Task details
Restate the whole of the material. Keep every word, and drop the pictures.

Data in this exercise
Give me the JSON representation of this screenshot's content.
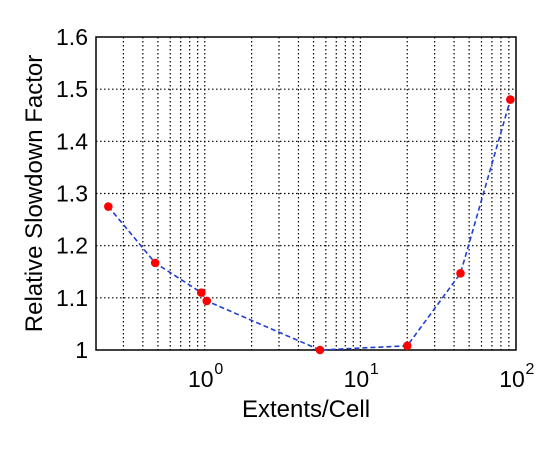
{
  "chart_data": {
    "type": "line",
    "xscale": "log",
    "xlim": [
      0.2,
      100
    ],
    "ylim": [
      1,
      1.6
    ],
    "grid": true,
    "xlabel": "Extents/Cell",
    "ylabel": "Relative Slowdown Factor",
    "xticks": [
      {
        "value": 1,
        "label": "10",
        "exp": "0"
      },
      {
        "value": 10,
        "label": "10",
        "exp": "1"
      },
      {
        "value": 100,
        "label": "10",
        "exp": "2"
      }
    ],
    "yticks": [
      "1",
      "1.1",
      "1.2",
      "1.3",
      "1.4",
      "1.5",
      "1.6"
    ],
    "series": [
      {
        "x": [
          0.24,
          0.48,
          0.95,
          1.03,
          5.5,
          20,
          44,
          92
        ],
        "y": [
          1.275,
          1.167,
          1.11,
          1.094,
          1.0,
          1.008,
          1.147,
          1.48
        ],
        "line_color": "#1f3fd6",
        "line_style": "dashed",
        "marker_color": "#ff0000"
      }
    ]
  }
}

Result of this task
Give me the JSON representation of this screenshot's content.
{
  "chart_data": {
    "type": "line",
    "xscale": "log",
    "xlim": [
      0.2,
      100
    ],
    "ylim": [
      1,
      1.6
    ],
    "grid": true,
    "xlabel": "Extents/Cell",
    "ylabel": "Relative Slowdown Factor",
    "xticks": [
      {
        "value": 1,
        "label": "10",
        "exp": "0"
      },
      {
        "value": 10,
        "label": "10",
        "exp": "1"
      },
      {
        "value": 100,
        "label": "10",
        "exp": "2"
      }
    ],
    "yticks": [
      "1",
      "1.1",
      "1.2",
      "1.3",
      "1.4",
      "1.5",
      "1.6"
    ],
    "series": [
      {
        "x": [
          0.24,
          0.48,
          0.95,
          1.03,
          5.5,
          20,
          44,
          92
        ],
        "y": [
          1.275,
          1.167,
          1.11,
          1.094,
          1.0,
          1.008,
          1.147,
          1.48
        ],
        "line_color": "#1f3fd6",
        "line_style": "dashed",
        "marker_color": "#ff0000"
      }
    ]
  }
}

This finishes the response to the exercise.